:: Task goal ::
Please produce an exact transcription of the lines from the one containing "Read this page and output its text content." through the last line of the entries, leaving out every picture.

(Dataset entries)
------------------------------

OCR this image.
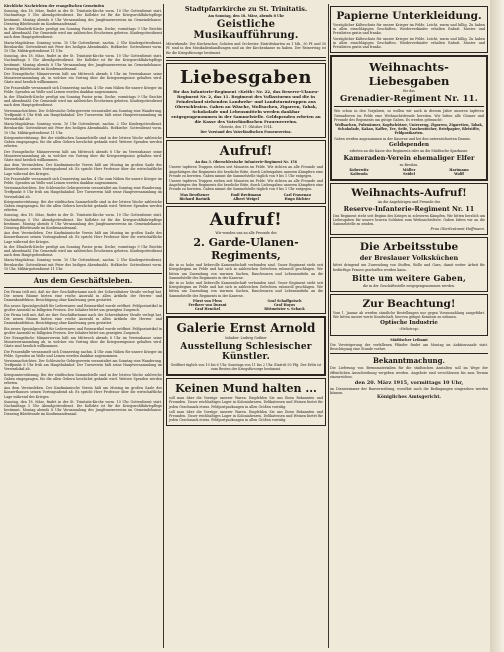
Kirchliche Nachrichten der evangelischen Gemeinden

Sonntag, den 18. März, findet in der St. Trinitatis-Kirche vorm. 10 Uhr Gottesdienst statt. Nachmittags 5 Uhr Abendgottesdienst. Die Kollekte ist für die Kriegswohlfahrtspflege bestimmt. Montag abends 8 Uhr Versammlung des Jungfrauenvereins im Gemeindehause. Dienstag Bibelstunde im Konfirmandensaal.

In der Elisabeth-Kirche predigt am Sonntag Pastor prim. Decke; vormittags 9 Uhr Beichte und Abendmahl. Die Gemeinde wird um zahlreiches Erscheinen gebeten. Kindergottesdienst nach dem Hauptgottesdienst.

Maria-Magdalena: Sonntag vorm. 10 Uhr Gottesdienst, nachm. 2 Uhr Kindergottesdienst. Bernhardin: Gottesdienst mit Feier des heiligen Abendmahls. Hofkirche: Gottesdienst vorm. 10 Uhr, Militärgottesdienst 11 Uhr.

Sonntag, den 18. März, findet in der St. Trinitatis-Kirche vorm. 10 Uhr Gottesdienst statt. Nachmittags 5 Uhr Abendgottesdienst. Die Kollekte ist für die Kriegswohlfahrtspflege bestimmt. Montag abends 8 Uhr Versammlung des Jungfrauenvereins im Gemeindehause. Dienstag Bibelstunde im Konfirmandensaal.

Der Evangelische Männerverein hält am Mittwoch abends 8 Uhr im Vereinshause seine Monatsversammlung ab, in welcher ein Vortrag über die Kriegsereignisse gehalten wird. Gäste sind herzlich willkommen.

Die Frauenhilfe versammelt sich Donnerstag nachm. 4 Uhr zum Nähen für unsere Krieger im Felde. Spenden an Wolle und Leinen werden dankbar angenommen.

In der Elisabeth-Kirche predigt am Sonntag Pastor prim. Decke; vormittags 9 Uhr Beichte und Abendmahl. Die Gemeinde wird um zahlreiches Erscheinen gebeten. Kindergottesdienst nach dem Hauptgottesdienst.

Vereinsnachrichten. Der Schlesische Gebirgsverein veranstaltet am Sonntag eine Wanderung. Treffpunkt 8 Uhr früh am Hauptbahnhof. Der Turnverein hält seine Hauptversammlung im Vereinslokal ab.

Maria-Magdalena: Sonntag vorm. 10 Uhr Gottesdienst, nachm. 2 Uhr Kindergottesdienst. Bernhardin: Gottesdienst mit Feier des heiligen Abendmahls. Hofkirche: Gottesdienst vorm. 10 Uhr, Militärgottesdienst 11 Uhr.

Kriegsunterstützung. Bei der städtischen Sammelstelle sind in der letzten Woche zahlreiche Gaben eingegangen, für die allen Gebern herzlichst gedankt wird. Weitere Spenden werden erbeten.

Der Evangelische Männerverein hält am Mittwoch abends 8 Uhr im Vereinshause seine Monatsversammlung ab, in welcher ein Vortrag über die Kriegsereignisse gehalten wird. Gäste sind herzlich willkommen.

Aus dem Vereinsleben. Der Kaufmännische Verein hält am Montag im großen Saale des Konzerthauses seinen Vortragsabend ab. Es spricht Herr Professor über die wirtschaftliche Lage während des Krieges.

Die Frauenhilfe versammelt sich Donnerstag nachm. 4 Uhr zum Nähen für unsere Krieger im Felde. Spenden an Wolle und Leinen werden dankbar angenommen.

Vereinsnachrichten. Der Schlesische Gebirgsverein veranstaltet am Sonntag eine Wanderung. Treffpunkt 8 Uhr früh am Hauptbahnhof. Der Turnverein hält seine Hauptversammlung im Vereinslokal ab.

Kriegsunterstützung. Bei der städtischen Sammelstelle sind in der letzten Woche zahlreiche Gaben eingegangen, für die allen Gebern herzlichst gedankt wird. Weitere Spenden werden erbeten.

Sonntag, den 18. März, findet in der St. Trinitatis-Kirche vorm. 10 Uhr Gottesdienst statt. Nachmittags 5 Uhr Abendgottesdienst. Die Kollekte ist für die Kriegswohlfahrtspflege bestimmt. Montag abends 8 Uhr Versammlung des Jungfrauenvereins im Gemeindehause. Dienstag Bibelstunde im Konfirmandensaal.

Aus dem Vereinsleben. Der Kaufmännische Verein hält am Montag im großen Saale des Konzerthauses seinen Vortragsabend ab. Es spricht Herr Professor über die wirtschaftliche Lage während des Krieges.

In der Elisabeth-Kirche predigt am Sonntag Pastor prim. Decke; vormittags 9 Uhr Beichte und Abendmahl. Die Gemeinde wird um zahlreiches Erscheinen gebeten. Kindergottesdienst nach dem Hauptgottesdienst.

Maria-Magdalena: Sonntag vorm. 10 Uhr Gottesdienst, nachm. 2 Uhr Kindergottesdienst. Bernhardin: Gottesdienst mit Feier des heiligen Abendmahls. Hofkirche: Gottesdienst vorm. 10 Uhr, Militärgottesdienst 11 Uhr.

Aus dem Geschäftsleben.

Die Firma teilt mit, daß sie ihre Geschäftsräume nach der Schweidnitzer Straße verlegt hat. Die neuen Räume bieten eine reiche Auswahl in allen Artikeln der Herren- und Damenkonfektion. Besichtigung ohne Kaufzwang gern gestattet.

Ein neues Spezialgeschäft für Lederwaren und Reiseartikel wurde eröffnet. Feldpostartikel in großer Auswahl zu billigsten Preisen. Der Inhaber bittet um geneigten Zuspruch.

Die Firma teilt mit, daß sie ihre Geschäftsräume nach der Schweidnitzer Straße verlegt hat. Die neuen Räume bieten eine reiche Auswahl in allen Artikeln der Herren- und Damenkonfektion. Besichtigung ohne Kaufzwang gern gestattet.

Ein neues Spezialgeschäft für Lederwaren und Reiseartikel wurde eröffnet. Feldpostartikel in großer Auswahl zu billigsten Preisen. Der Inhaber bittet um geneigten Zuspruch.

Der Evangelische Männerverein hält am Mittwoch abends 8 Uhr im Vereinshause seine Monatsversammlung ab, in welcher ein Vortrag über die Kriegsereignisse gehalten wird. Gäste sind herzlich willkommen.

Die Frauenhilfe versammelt sich Donnerstag nachm. 4 Uhr zum Nähen für unsere Krieger im Felde. Spenden an Wolle und Leinen werden dankbar angenommen.

Vereinsnachrichten. Der Schlesische Gebirgsverein veranstaltet am Sonntag eine Wanderung. Treffpunkt 8 Uhr früh am Hauptbahnhof. Der Turnverein hält seine Hauptversammlung im Vereinslokal ab.

Kriegsunterstützung. Bei der städtischen Sammelstelle sind in der letzten Woche zahlreiche Gaben eingegangen, für die allen Gebern herzlichst gedankt wird. Weitere Spenden werden erbeten.

Aus dem Vereinsleben. Der Kaufmännische Verein hält am Montag im großen Saale des Konzerthauses seinen Vortragsabend ab. Es spricht Herr Professor über die wirtschaftliche Lage während des Krieges.

Sonntag, den 18. März, findet in der St. Trinitatis-Kirche vorm. 10 Uhr Gottesdienst statt. Nachmittags 5 Uhr Abendgottesdienst. Die Kollekte ist für die Kriegswohlfahrtspflege bestimmt. Montag abends 8 Uhr Versammlung des Jungfrauenvereins im Gemeindehause. Dienstag Bibelstunde im Konfirmandensaal.

Stadtpfarrkirche zu St. Trinitatis.

Am Sonntag, den 18. März, abends 8 Uhr

Geistliche Musikaufführung.

Mitwirkende: Der Kirchenchor, Solisten und Orchester. Eintrittskarten zu 1 Mk., 50 Pf. und 30 Pf. sind in den Musikalienhandlungen und an der Kirchenkasse zu haben. Der Reinertrag ist für die Kriegsfürsorge bestimmt.

Liebesgaben

für das Infanterie-Regiment »Keith« Nr. 22, das Reserve-Ulanen-Regiment Nr. 2, das 11. Regiment des Volkssturms und die in Feindesland stehenden Landwehr- und Landsturmtruppen aus Oberschlesien. Gaben an Wäsche, Wollsachen, Zigarren, Tabak, Schokolade und Lebensmitteln werden dankbar entgegengenommen in der Sammelstelle. Geldspenden erbeten an die Kasse des Vaterländischen Frauenvereins.

Gleiwitz, den 17. Oktober 1914.

Der Vorstand des Vaterländischen Frauenvereins.

Aufruf!

An das 3. Oberschlesische Infanterie-Regiment Nr. 156

Unsere tapferen Truppen stehen seit Monaten im Felde. Wir richten an alle Freunde und Angehörigen des Regiments die herzliche Bitte, durch Liebesgaben unseren Kämpfern eine Freude zu bereiten. Gaben nimmt die Sammelstelle täglich von 9 bis 1 Uhr entgegen.

Unsere tapferen Truppen stehen seit Monaten im Felde. Wir richten an alle Freunde und Angehörigen des Regiments die herzliche Bitte, durch Liebesgaben unseren Kämpfern eine Freude zu bereiten. Gaben nimmt die Sammelstelle täglich von 9 bis 1 Uhr entgegen.

Max Beuthener	Emil Breitmann	Carl Frauenau
Richard Bartnik	Albert Weigel	Hugo Richter
Aufruf!

Wir wenden uns an alle Freunde des

2. Garde-Ulanen-Regiments,

die in so hohe und liebevolle Kameradschaft verbunden sind. Unser Regiment steht seit Kriegsbeginn im Felde und hat sich in zahlreichen Gefechten ruhmvoll geschlagen. Wir bitten um Zusendung von warmen Sachen, Rauchwaren und Lebensmitteln an die Sammelstelle des Regiments in der Kaserne.

die in so hohe und liebevolle Kameradschaft verbunden sind. Unser Regiment steht seit Kriegsbeginn im Felde und hat sich in zahlreichen Gefechten ruhmvoll geschlagen. Wir bitten um Zusendung von warmen Sachen, Rauchwaren und Lebensmitteln an die Sammelstelle des Regiments in der Kaserne.

Fürst von Pless	Graf Schaffgotsch
Freiherr von Durant	Graf Hoyos
Graf Henckel	Rittmeister v. Schack
Galerie Ernst Arnold

Inhaber: Ludwig Gutbier

Ausstellung Schlesischer Künstler.

Geöffnet täglich von 10 bis 6 Uhr, Sonntags von 11 bis 2 Uhr. Eintritt 50 Pfg. Der Erlös ist zum Besten der Kriegsfürsorge bestimmt.

Keinen Mund halten ...

soll man über die Vorzüge unserer Waren. Empfehlen Sie uns Ihren Bekannten und Freunden. Unser reichhaltiges Lager in Kolonialwaren, Delikatessen und Weinen bietet für jeden Geschmack etwas. Feldpostpackungen in allen Größen vorrätig.

soll man über die Vorzüge unserer Waren. Empfehlen Sie uns Ihren Bekannten und Freunden. Unser reichhaltiges Lager in Kolonialwaren, Delikatessen und Weinen bietet für jeden Geschmack etwas. Feldpostpackungen in allen Größen vorrätig.

Papierne Unterkleidung.

Vorzüglicher Kälteschutz für unsere Krieger im Felde. Leicht, warm und billig. Zu haben in allen einschlägigen Geschäften. Wiederverkäufer erhalten Rabatt. Muster und Preislisten gratis und franko.

Vorzüglicher Kälteschutz für unsere Krieger im Felde. Leicht, warm und billig. Zu haben in allen einschlägigen Geschäften. Wiederverkäufer erhalten Rabatt. Muster und Preislisten gratis und franko.

Weihnachts-Liebesgaben

für das

Grenadier-Regiment Nr. 11.

Wie schon in den Vorjahren, so wollen wir auch in diesem Jahre unseren tapferen Grenadieren im Felde eine Weihnachtsfreude bereiten. Wir bitten alle Gönner und Freunde des Regiments um gütige Gaben. Es werden gebraucht:

Wollsachen, Pulswärmer, Kopfschützer, Unterzeug, Zigarren, Zigaretten, Tabak, Schokolade, Kakao, Kaffee, Tee, Seife, Taschentücher, Briefpapier, Bleistifte, Feldpostkarten.

Gaben werden angenommen in der Kaserne und bei den unterzeichneten Damen.

Geldspenden

erbeten an die Kasse des Regiments oder an die Städtische Sparkasse.

Kameraden-Verein ehemaliger Elfer

zu Breslau.

Koberwitz	Müller	Hartmann
Kaliwoda	Seidel	Wolff
Weihnachts-Aufruf!

An die Angehörigen und Freunde des

Reserve-Infanterie-Regiment Nr. 11

Das Regiment steht seit Beginn des Krieges in schweren Kämpfen. Wir bitten herzlich um Liebesgaben für unsere braven Soldaten zum Weihnachtsfeste. Gaben bitten wir an die Sammelstelle zu senden.

Frau Oberleutnant Hoffmann.

Die Arbeitsstube
der Breslauer Volksküchen

bittet dringend um Zuwendung von Stoffen, Wolle und Garn, damit weiter Arbeit für bedürftige Frauen geschaffen werden kann.

Bitte um weitere Gaben,

die in der Geschäftsstelle entgegengenommen werden.

Zur Beachtung!

Vom 1. Januar ab werden sämtliche Bestellungen nur gegen Vorauszahlung ausgeführt. Wir bitten unsere werte Kundschaft, hiervon gütigst Kenntnis zu nehmen.

Optische Industrie

»Heliotrop«

Städtischer Leihamt

Die Versteigerung der verfallenen Pfänder findet am Montag im Auktionssaale statt. Besichtigung eine Stunde vorher.

Bekanntmachung.

Die Lieferung von Brennmaterialien für die städtischen Anstalten soll im Wege der öffentlichen Ausschreibung vergeben werden. Angebote sind verschlossen bis zum Termin einzureichen.

den 20. März 1915, vormittags 10 Uhr,

im Dienstzimmer der Bauverwaltung, woselbst auch die Bedingungen eingesehen werden können.

Königliches Amtsgericht.
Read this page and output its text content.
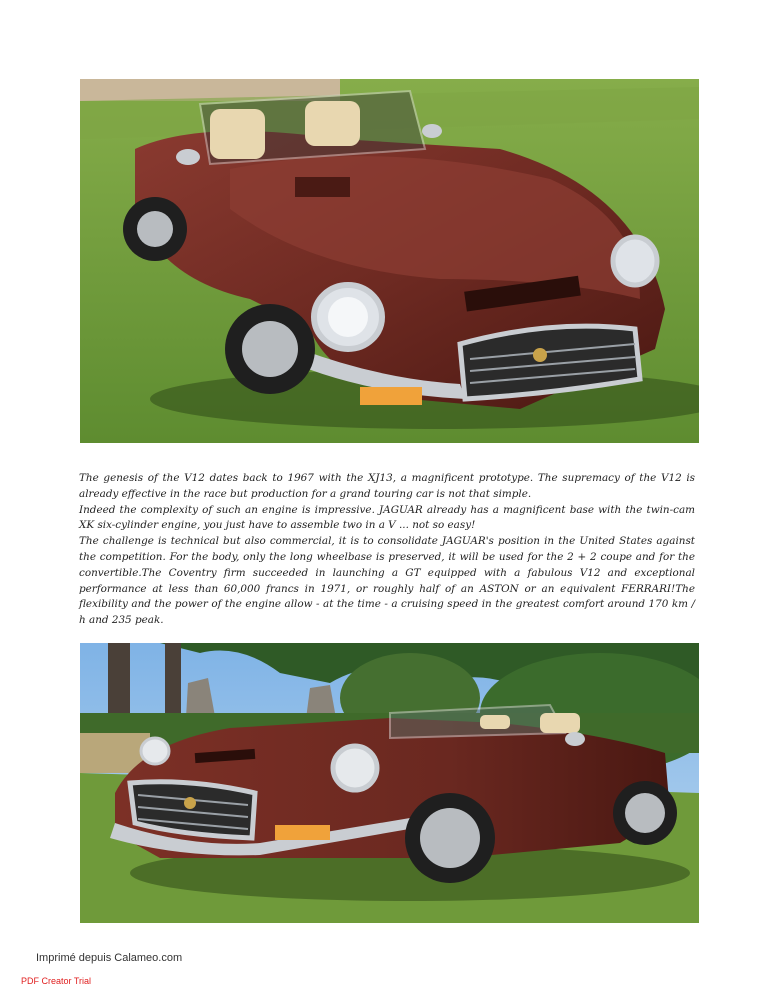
The genesis of the V12 dates back to 1967 with the XJ13, a magnificent prototype. The supremacy of the V12 is already effective in the race but production for a grand touring car is not that simple.

Indeed the complexity of such an engine is impressive. JAGUAR already has a magnificent base with the twin-cam XK six-cylinder engine, you just have to assemble two in a V ... not so easy!

The challenge is technical but also commercial, it is to consolidate JAGUAR's position in the United States against the competition. For the body, only the long wheelbase is preserved, it will be used for the 2 + 2 coupe and for the convertible.The Coventry firm succeeded in launching a GT equipped with a fabulous V12 and exceptional performance at less than 60,000 francs in 1971, or roughly half of an ASTON or an equivalent FERRARI!The flexibility and the power of the engine allow - at the time - a cruising speed in the greatest comfort around 170 km / h and 235 peak.

Imprimé depuis Calameo.com
PDF Creator Trial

------------------------------

:: Answer to this exercise ::
Read this page and output its text content.
The genesis of the V12 dates back to 1967 with the XJ13, a magnificent prototype. The supremacy of the V12 is already effective in the race but production for a grand touring car is not that simple.

Indeed the complexity of such an engine is impressive. JAGUAR already has a magnificent base with the twin-cam XK six-cylinder engine, you just have to assemble two in a V ... not so easy!

The challenge is technical but also commercial, it is to consolidate JAGUAR's position in the United States against the competition. For the body, only the long wheelbase is preserved, it will be used for the 2 + 2 coupe and for the convertible.The Coventry firm succeeded in launching a GT equipped with a fabulous V12 and exceptional performance at less than 60,000 francs in 1971, or roughly half of an ASTON or an equivalent FERRARI!The flexibility and the power of the engine allow - at the time - a cruising speed in the greatest comfort around 170 km / h and 235 peak.

Imprimé depuis Calameo.com
PDF Creator Trial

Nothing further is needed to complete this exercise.